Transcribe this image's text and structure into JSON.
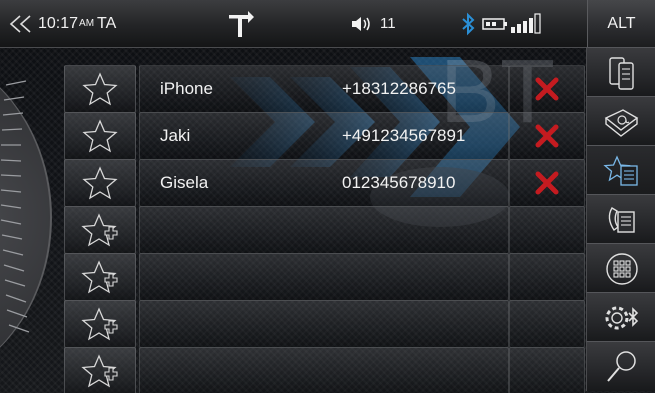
{
  "statusbar": {
    "back_icon": "double-chevron-left-icon",
    "time": "10:17",
    "ampm": "AM",
    "ta": "TA",
    "navigation_icon": "turn-right-arrow-icon",
    "volume_icon": "speaker-volume-icon",
    "volume": "11",
    "bluetooth_icon": "bluetooth-icon",
    "battery_icon": "battery-icon",
    "signal_icon": "signal-bars-icon",
    "alt_label": "ALT"
  },
  "background_text": "BT",
  "favorites": [
    {
      "name": "iPhone",
      "number": "+18312286765",
      "icon": "star-icon",
      "delete_icon": "red-x-delete-icon"
    },
    {
      "name": "Jaki",
      "number": "+491234567891",
      "icon": "star-icon",
      "delete_icon": "red-x-delete-icon"
    },
    {
      "name": "Gisela",
      "number": "012345678910",
      "icon": "star-icon",
      "delete_icon": "red-x-delete-icon"
    },
    {
      "name": "",
      "number": "",
      "icon": "star-add-icon"
    },
    {
      "name": "",
      "number": "",
      "icon": "star-add-icon"
    },
    {
      "name": "",
      "number": "",
      "icon": "star-add-icon"
    },
    {
      "name": "",
      "number": "",
      "icon": "star-add-icon"
    }
  ],
  "sidebar": [
    {
      "name": "phone-devices",
      "icon": "phone-devices-icon"
    },
    {
      "name": "phonebook",
      "icon": "address-book-icon"
    },
    {
      "name": "favorites",
      "icon": "star-list-icon",
      "active": true
    },
    {
      "name": "call-list",
      "icon": "call-list-icon"
    },
    {
      "name": "keypad",
      "icon": "keypad-icon"
    },
    {
      "name": "bluetooth-settings",
      "icon": "gear-bluetooth-icon"
    },
    {
      "name": "search",
      "icon": "search-icon"
    }
  ],
  "colors": {
    "accent_blue": "#2a8fd6",
    "delete_red": "#c41b20",
    "text": "#f2f2f2"
  }
}
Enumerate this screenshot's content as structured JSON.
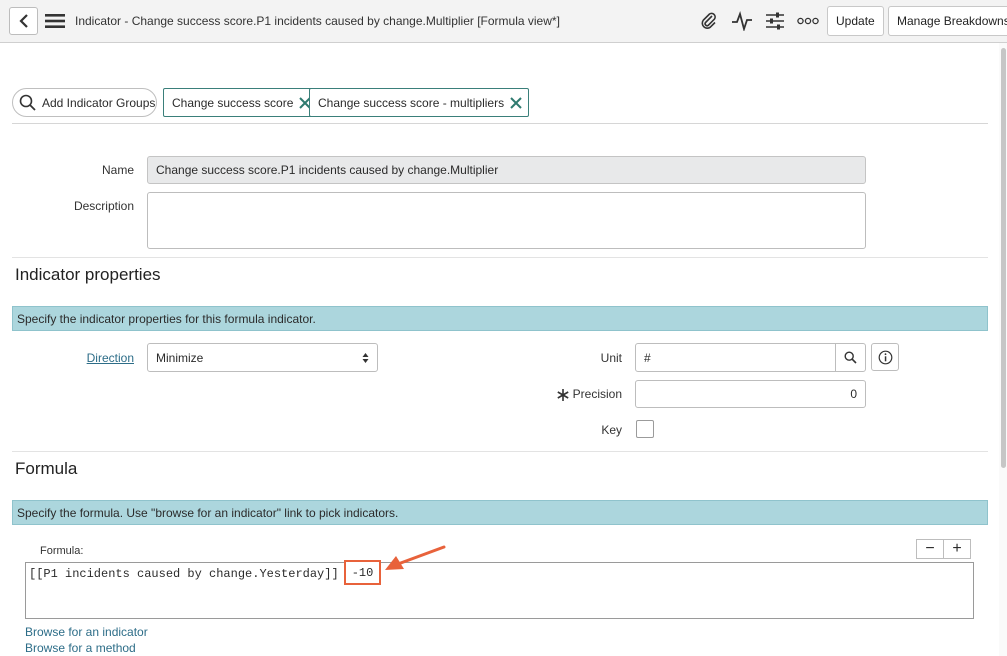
{
  "header": {
    "title": "Indicator - Change success score.P1 incidents caused by change.Multiplier [Formula view*]",
    "update_label": "Update",
    "manage_breakdowns_label": "Manage Breakdowns",
    "icons": [
      "back-icon",
      "menu-icon",
      "paperclip-icon",
      "activity-icon",
      "settings-sliders-icon",
      "more-icon"
    ]
  },
  "groups": {
    "add_label": "Add Indicator Groups",
    "tags": [
      {
        "label": "Change success score"
      },
      {
        "label": "Change success score - multipliers"
      }
    ]
  },
  "form": {
    "name_label": "Name",
    "name_value": "Change success score.P1 incidents caused by change.Multiplier",
    "description_label": "Description",
    "description_value": ""
  },
  "indicator_properties": {
    "title": "Indicator properties",
    "info": "Specify the indicator properties for this formula indicator.",
    "direction_label": "Direction",
    "direction_value": "Minimize",
    "unit_label": "Unit",
    "unit_value": "#",
    "precision_label": "Precision",
    "precision_value": "0",
    "key_label": "Key",
    "key_checked": false
  },
  "formula_section": {
    "title": "Formula",
    "info": "Specify the formula. Use \"browse for an indicator\" link to pick indicators.",
    "formula_label": "Formula:",
    "formula_main": "[[P1 incidents caused by change.Yesterday]] *",
    "formula_highlight": "-10",
    "zoom_out": "−",
    "zoom_in": "+",
    "browse_indicator": "Browse for an indicator",
    "browse_method": "Browse for a method"
  },
  "colors": {
    "info_bar": "#acd6dd",
    "tag_border": "#3a7f7a",
    "annotation": "#e8623b",
    "link": "#2d6d88"
  }
}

▶ PROBLEM TO SOLVE
Using the material above, set down every line exactly, but skip the pictures.

▶ WORKED ANSWER
Transcribe this image's text and structure into JSON.
{
  "statusbar": {
    "back_icon": "double-chevron-left-icon",
    "time": "10:17",
    "ampm": "AM",
    "ta": "TA",
    "navigation_icon": "turn-right-arrow-icon",
    "volume_icon": "speaker-volume-icon",
    "volume": "11",
    "bluetooth_icon": "bluetooth-icon",
    "battery_icon": "battery-icon",
    "signal_icon": "signal-bars-icon",
    "alt_label": "ALT"
  },
  "background_text": "BT",
  "favorites": [
    {
      "name": "iPhone",
      "number": "+18312286765",
      "icon": "star-icon",
      "delete_icon": "red-x-delete-icon"
    },
    {
      "name": "Jaki",
      "number": "+491234567891",
      "icon": "star-icon",
      "delete_icon": "red-x-delete-icon"
    },
    {
      "name": "Gisela",
      "number": "012345678910",
      "icon": "star-icon",
      "delete_icon": "red-x-delete-icon"
    },
    {
      "name": "",
      "number": "",
      "icon": "star-add-icon"
    },
    {
      "name": "",
      "number": "",
      "icon": "star-add-icon"
    },
    {
      "name": "",
      "number": "",
      "icon": "star-add-icon"
    },
    {
      "name": "",
      "number": "",
      "icon": "star-add-icon"
    }
  ],
  "sidebar": [
    {
      "name": "phone-devices",
      "icon": "phone-devices-icon"
    },
    {
      "name": "phonebook",
      "icon": "address-book-icon"
    },
    {
      "name": "favorites",
      "icon": "star-list-icon",
      "active": true
    },
    {
      "name": "call-list",
      "icon": "call-list-icon"
    },
    {
      "name": "keypad",
      "icon": "keypad-icon"
    },
    {
      "name": "bluetooth-settings",
      "icon": "gear-bluetooth-icon"
    },
    {
      "name": "search",
      "icon": "search-icon"
    }
  ],
  "colors": {
    "accent_blue": "#2a8fd6",
    "delete_red": "#c41b20",
    "text": "#f2f2f2"
  }
}
Enumerate this screenshot's content as structured JSON.
{
  "header": {
    "title": "Indicator - Change success score.P1 incidents caused by change.Multiplier [Formula view*]",
    "update_label": "Update",
    "manage_breakdowns_label": "Manage Breakdowns",
    "icons": [
      "back-icon",
      "menu-icon",
      "paperclip-icon",
      "activity-icon",
      "settings-sliders-icon",
      "more-icon"
    ]
  },
  "groups": {
    "add_label": "Add Indicator Groups",
    "tags": [
      {
        "label": "Change success score"
      },
      {
        "label": "Change success score - multipliers"
      }
    ]
  },
  "form": {
    "name_label": "Name",
    "name_value": "Change success score.P1 incidents caused by change.Multiplier",
    "description_label": "Description",
    "description_value": ""
  },
  "indicator_properties": {
    "title": "Indicator properties",
    "info": "Specify the indicator properties for this formula indicator.",
    "direction_label": "Direction",
    "direction_value": "Minimize",
    "unit_label": "Unit",
    "unit_value": "#",
    "precision_label": "Precision",
    "precision_value": "0",
    "key_label": "Key",
    "key_checked": false
  },
  "formula_section": {
    "title": "Formula",
    "info": "Specify the formula. Use \"browse for an indicator\" link to pick indicators.",
    "formula_label": "Formula:",
    "formula_main": "[[P1 incidents caused by change.Yesterday]] *",
    "formula_highlight": "-10",
    "zoom_out": "−",
    "zoom_in": "+",
    "browse_indicator": "Browse for an indicator",
    "browse_method": "Browse for a method"
  },
  "colors": {
    "info_bar": "#acd6dd",
    "tag_border": "#3a7f7a",
    "annotation": "#e8623b",
    "link": "#2d6d88"
  }
}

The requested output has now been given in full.